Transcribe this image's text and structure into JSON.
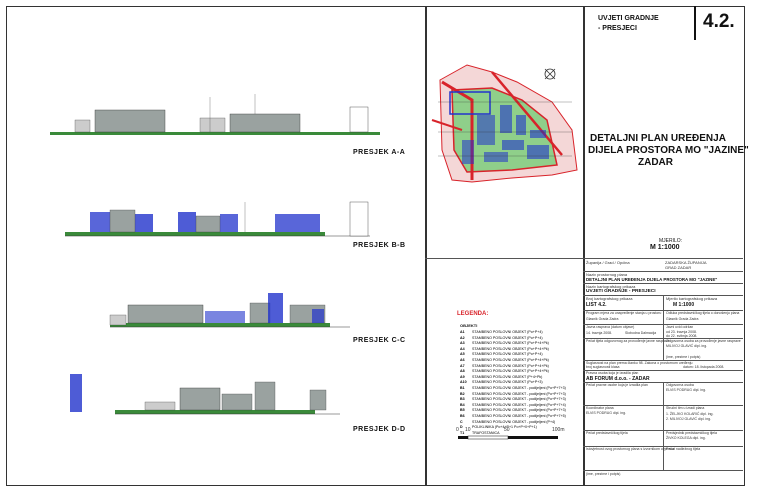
{
  "header": {
    "label_line1": "UVJETI GRADNJE",
    "label_line2": "- PRESJECI",
    "sheet_number": "4.2."
  },
  "plan_title": {
    "line1": "DETALJNI PLAN UREĐENJA",
    "line2": "DIJELA PROSTORA MO \"JAZINE\"",
    "line3": "ZADAR"
  },
  "scale_block": {
    "label": "MJERILO:",
    "value": "M 1:1000"
  },
  "sections": [
    {
      "label": "PRESJEK A-A"
    },
    {
      "label": "PRESJEK B-B"
    },
    {
      "label": "PRESJEK C-C"
    },
    {
      "label": "PRESJEK D-D"
    }
  ],
  "legend": {
    "title": "LEGENDA:",
    "subtitle": "OBJEKTI",
    "items": [
      {
        "code": "A1",
        "text": "STAMBENO POSLOVNI OBJEKT (Po+P+4)"
      },
      {
        "code": "A2",
        "text": "STAMBENO POSLOVNI OBJEKT (Po+P+4)"
      },
      {
        "code": "A3",
        "text": "STAMBENO POSLOVNI OBJEKT (Po+P+4+Pk)"
      },
      {
        "code": "A4",
        "text": "STAMBENO POSLOVNI OBJEKT (Po+P+4+Pk)"
      },
      {
        "code": "A5",
        "text": "STAMBENO POSLOVNI OBJEKT (Po+P+4)"
      },
      {
        "code": "A6",
        "text": "STAMBENO POSLOVNI OBJEKT (Po+P+4+Pk)"
      },
      {
        "code": "A7",
        "text": "STAMBENO POSLOVNI OBJEKT (Po+P+4+Pk)"
      },
      {
        "code": "A8",
        "text": "STAMBENO POSLOVNI OBJEKT (Po+P+4+Pk)"
      },
      {
        "code": "A9",
        "text": "STAMBENO POSLOVNI OBJEKT (P+4+Pk)"
      },
      {
        "code": "A10",
        "text": "STAMBENO POSLOVNI OBJEKT (Po+P+3)"
      },
      {
        "code": "B1",
        "text": "STAMBENO POSLOVNI OBJEKT - podijeljeni (Po+P+7+3)"
      },
      {
        "code": "B2",
        "text": "STAMBENO POSLOVNI OBJEKT - podijeljeni (Po+P+7+3)"
      },
      {
        "code": "B3",
        "text": "STAMBENO POSLOVNI OBJEKT - podijeljeni (Po+P+7+3)"
      },
      {
        "code": "B4",
        "text": "STAMBENO POSLOVNI OBJEKT - podijeljeni (Po+P+7+4)"
      },
      {
        "code": "B5",
        "text": "STAMBENO POSLOVNI OBJEKT - podijeljeni (Po+P+7+3)"
      },
      {
        "code": "B6",
        "text": "STAMBENO POSLOVNI OBJEKT - podijeljeni (Po+P+7+5)"
      },
      {
        "code": "C",
        "text": "STAMBENO POSLOVNI OBJEKT - podijeljeni (P+4)"
      },
      {
        "code": "D",
        "text": "POLIKLINIKA (Po+4+P+1 Po+P+0+P+1)"
      },
      {
        "code": "T1",
        "text": "TRAFOSTANICA"
      }
    ]
  },
  "scale_bar": {
    "labels": [
      "0",
      "10",
      "50",
      "100m"
    ]
  },
  "title_block": {
    "r1_left": "Županija / Grad / Općina",
    "r1_right_a": "ZADARSKA ŽUPANIJA",
    "r1_right_b": "GRAD ZADAR",
    "r2_label": "Naziv prostornog plana",
    "r2_value": "DETALJNI PLAN UREĐENJA DIJELA PROSTORA MO \"JAZINE\"",
    "r3_label": "Naziv kartografskog prikaza",
    "r3_value": "UVJETI GRADNJE - PRESJECI",
    "r4_left_label": "Broj kartografskog prikaza",
    "r4_left_value": "LIST 4.2.",
    "r4_right_label": "Mjerilo kartografskog prikaza",
    "r4_right_value": "M 1:1000",
    "r5_left": "Program mjera za unapređenje stanja u prostoru",
    "r5_left_b": "Glasnik Grada Zadra",
    "r5_right": "Odluka predstavničkog tijela o donošenju plana",
    "r5_right_b": "Glasnik Grada Zadra",
    "r6_left": "Javna rasprava (datum objave)",
    "r6_left_b": "14. travnja 2008.",
    "r6_left_c": "Slobodna Dalmacija",
    "r6_right": "Javni uvid održan",
    "r6_right_a": "od 23. travnja 2008.",
    "r6_right_b": "do 22. svibnja 2008.",
    "r7_left": "Pečat tijela odgovornog za provođenje javne rasprave",
    "r7_right": "Odgovorna osoba za provođenje javne rasprave",
    "r7_right_b": "MILIVOJ GLAVIĆ dipl. ing.",
    "r8_right": "(ime, prezime i potpis)",
    "r9_left": "Suglasnost na plan prema članku 98. Zakona o prostornom uređenju",
    "r9_left_b": "broj suglasnosti klasa",
    "r9_right": "datum: 18. listopada 2008.",
    "r10_label": "Pravna osoba koja je izradila plan",
    "r10_value": "AB FORUM d.o.o. - ZADAR",
    "r11_left": "Pečat pravne osobe koja je izradila plan",
    "r11_right": "Odgovorna osoba",
    "r11_right_b": "ELVIS PODRUG dipl. ing.",
    "r12_left": "Koordinator plana",
    "r12_left_b": "ELVIS PODRUG dipl. ing.",
    "r12_right": "Stručni tim u izradi plana",
    "r12_right_a": "1. ŽELJKO KOLARIĆ dipl. ing.",
    "r12_right_b": "2. MILIVOJ GLAVIĆ dipl. ing.",
    "r13_left": "Pečat predstavničkog tijela",
    "r13_right": "Predsjednik predstavničkog tijela",
    "r13_right_b": "ŽIVKO KOLEGA dipl. ing.",
    "r14_left": "Istovjetnost ovog prostornog plana s izvornikom ovjerava",
    "r14_right": "Pečat nadležnog tijela",
    "r15_left": "(ime, prezime i potpis)"
  },
  "colors": {
    "building_blue": "#2233cc",
    "hatch_grey": "#9aa2a0",
    "ground_green": "#3a8a3a",
    "road_red": "#d8232a",
    "map_green": "#8fcf8a"
  }
}
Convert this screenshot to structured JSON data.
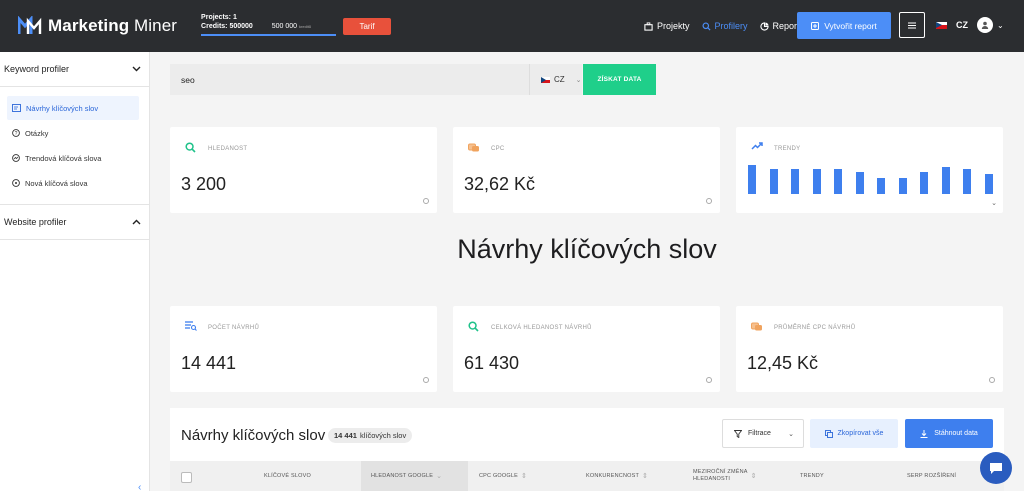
{
  "app": {
    "name_bold": "Marketing",
    "name_light": " Miner"
  },
  "header": {
    "projects_label": "Projects: 1",
    "credits_label": "Credits: 500000",
    "credits_amount": "500 000",
    "credits_amount_suffix": "kreditů",
    "credits_fraction": 1.0,
    "tariff_button": "Tarif",
    "nav": [
      {
        "label": "Projekty",
        "icon": "briefcase-icon",
        "active": false
      },
      {
        "label": "Profilery",
        "icon": "search-icon",
        "active": true
      },
      {
        "label": "Reporty",
        "icon": "pie-chart-icon",
        "active": false
      }
    ],
    "create_report_button": "Vytvořit report",
    "menu_icon": "hamburger-icon",
    "language": "CZ"
  },
  "sidebar": {
    "sections": [
      {
        "title": "Keyword profiler",
        "expanded": true,
        "items": [
          {
            "label": "Návrhy klíčových slov",
            "icon": "suggestions-icon",
            "active": true
          },
          {
            "label": "Otázky",
            "icon": "question-icon",
            "active": false
          },
          {
            "label": "Trendová klíčová slova",
            "icon": "trend-icon",
            "active": false
          },
          {
            "label": "Nová klíčová slova",
            "icon": "new-icon",
            "active": false
          }
        ]
      },
      {
        "title": "Website profiler",
        "expanded": false,
        "items": []
      }
    ]
  },
  "search": {
    "value": "seo",
    "country": "CZ",
    "submit_button": "ZÍSKAT DATA"
  },
  "stats_top": [
    {
      "label": "HLEDANOST",
      "value": "3 200",
      "icon": "search-icon",
      "color": "#1fc28a"
    },
    {
      "label": "CPC",
      "value": "32,62 Kč",
      "icon": "coins-icon",
      "color": "#f0a35e"
    },
    {
      "label": "TRENDY",
      "icon": "trend-up-icon",
      "color": "#3e7fee"
    }
  ],
  "trends": [
    0.92,
    0.8,
    0.8,
    0.8,
    0.8,
    0.72,
    0.52,
    0.52,
    0.72,
    0.86,
    0.8,
    0.66
  ],
  "page_title": "Návrhy klíčových slov",
  "stats_bottom": [
    {
      "label": "POČET NÁVRHŮ",
      "value": "14 441",
      "icon": "list-icon",
      "color": "#3e7fee"
    },
    {
      "label": "CELKOVÁ HLEDANOST NÁVRHŮ",
      "value": "61 430",
      "icon": "search-icon",
      "color": "#1fc28a"
    },
    {
      "label": "PRŮMĚRNÉ CPC NÁVRHŮ",
      "value": "12,45 Kč",
      "icon": "coins-icon",
      "color": "#f0a35e"
    }
  ],
  "table": {
    "title": "Návrhy klíčových slov",
    "count": "14 441",
    "count_suffix": "klíčových slov",
    "filter_button": "Filtrace",
    "copy_button": "Zkopírovat vše",
    "download_button": "Stáhnout data",
    "columns": [
      {
        "label": "KLÍČOVÉ SLOVO",
        "sortable": false,
        "sorted": false
      },
      {
        "label": "HLEDANOST GOOGLE",
        "sortable": true,
        "sorted": true
      },
      {
        "label": "CPC GOOGLE",
        "sortable": true,
        "sorted": false
      },
      {
        "label": "KONKURENCNOST",
        "sortable": true,
        "sorted": false
      },
      {
        "label": "MEZIROČNÍ ZMĚNA",
        "label2": "HLEDANOSTI",
        "sortable": true,
        "sorted": false
      },
      {
        "label": "TRENDY",
        "sortable": false,
        "sorted": false
      },
      {
        "label": "SERP ROZŠÍŘENÍ",
        "sortable": false,
        "sorted": false
      }
    ]
  },
  "colors": {
    "topbar": "#2b2d30",
    "accent": "#3e7fee",
    "green": "#1fcf8a",
    "tariff": "#e8513b"
  }
}
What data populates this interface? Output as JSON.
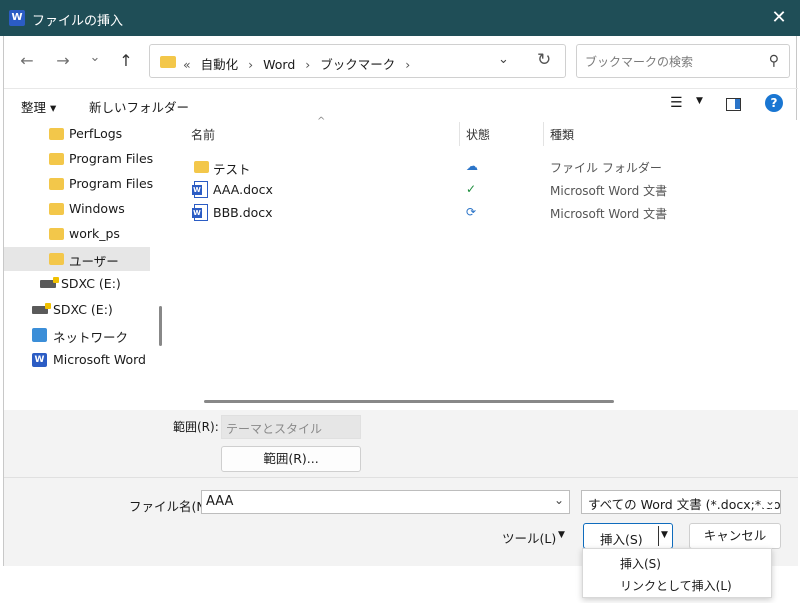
{
  "window": {
    "title": "ファイルの挿入",
    "app_icon": "word-icon",
    "close": "✕"
  },
  "nav": {
    "back": "←",
    "forward": "→",
    "recent": "⌄",
    "up": "↑",
    "address": {
      "parts": [
        "«",
        "自動化",
        "›",
        "Word",
        "›",
        "ブックマーク",
        "›"
      ]
    },
    "search_placeholder": "ブックマークの検索"
  },
  "toolbar": {
    "organize": "整理 ▾",
    "new_folder": "新しいフォルダー"
  },
  "sidebar": {
    "items": [
      {
        "label": "PerfLogs",
        "icon": "folder-icon"
      },
      {
        "label": "Program Files",
        "icon": "folder-icon"
      },
      {
        "label": "Program Files (",
        "icon": "folder-icon"
      },
      {
        "label": "Windows",
        "icon": "folder-icon"
      },
      {
        "label": "work_ps",
        "icon": "folder-icon"
      },
      {
        "label": "ユーザー",
        "icon": "folder-icon",
        "selected": true
      },
      {
        "label": "SDXC (E:)",
        "icon": "drive-icon"
      },
      {
        "label": "SDXC (E:)",
        "icon": "drive-icon"
      },
      {
        "label": "ネットワーク",
        "icon": "network-icon"
      },
      {
        "label": "Microsoft Word",
        "icon": "word-icon"
      }
    ]
  },
  "filelist": {
    "columns": {
      "name": "名前",
      "status": "状態",
      "type": "種類"
    },
    "sort_caret": "^",
    "rows": [
      {
        "name": "テスト",
        "icon": "folder-icon",
        "status": "☁",
        "status_icon": "cloud-icon",
        "type": "ファイル フォルダー"
      },
      {
        "name": "AAA.docx",
        "icon": "word-doc-icon",
        "status": "✓",
        "status_icon": "synced-check-icon",
        "type": "Microsoft Word 文書"
      },
      {
        "name": "BBB.docx",
        "icon": "word-doc-icon",
        "status": "⟳",
        "status_icon": "sync-icon",
        "type": "Microsoft Word 文書"
      }
    ]
  },
  "range": {
    "label": "範囲(R):",
    "placeholder": "テーマとスタイル",
    "button": "範囲(R)..."
  },
  "bottom": {
    "filename_label": "ファイル名(N):",
    "filename_value": "AAA",
    "filter": "すべての Word 文書 (*.docx;*.doc",
    "tools": "ツール(L)",
    "insert": "挿入(S)",
    "cancel": "キャンセル"
  },
  "dropdown": {
    "items": [
      "挿入(S)",
      "リンクとして挿入(L)"
    ]
  },
  "colors": {
    "titlebar": "#1f4e57",
    "accent": "#0f6cbd",
    "folder": "#f3c74a",
    "word": "#2b5cc4"
  }
}
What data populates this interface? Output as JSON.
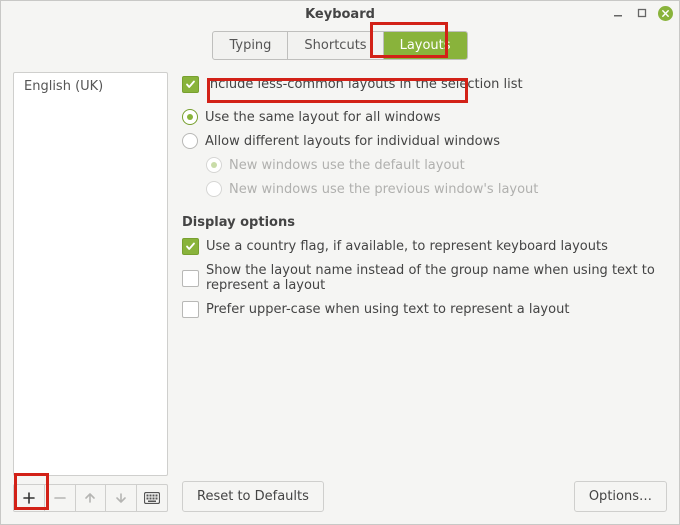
{
  "window": {
    "title": "Keyboard"
  },
  "tabs": {
    "typing": "Typing",
    "shortcuts": "Shortcuts",
    "layouts": "Layouts"
  },
  "layout_list": {
    "items": [
      "English (UK)"
    ]
  },
  "options": {
    "include_less_common": "Include less-common layouts in the selection list",
    "same_layout_all": "Use the same layout for all windows",
    "diff_layout_windows": "Allow different layouts for individual windows",
    "new_win_default": "New windows use the default layout",
    "new_win_previous": "New windows use the previous window's layout",
    "display_options_title": "Display options",
    "use_country_flag": "Use a country flag, if available,  to represent keyboard layouts",
    "show_layout_name": "Show the layout name instead of the group name when using text to represent a layout",
    "prefer_upper": "Prefer upper-case when using text to represent a layout"
  },
  "buttons": {
    "reset_defaults": "Reset to Defaults",
    "options": "Options…"
  }
}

### Work required:
Find each line that has the word "klíčová", then copy it out.

### Reply:
            "label": "Trendová klíčová slova",
            "label": "Nová klíčová slova",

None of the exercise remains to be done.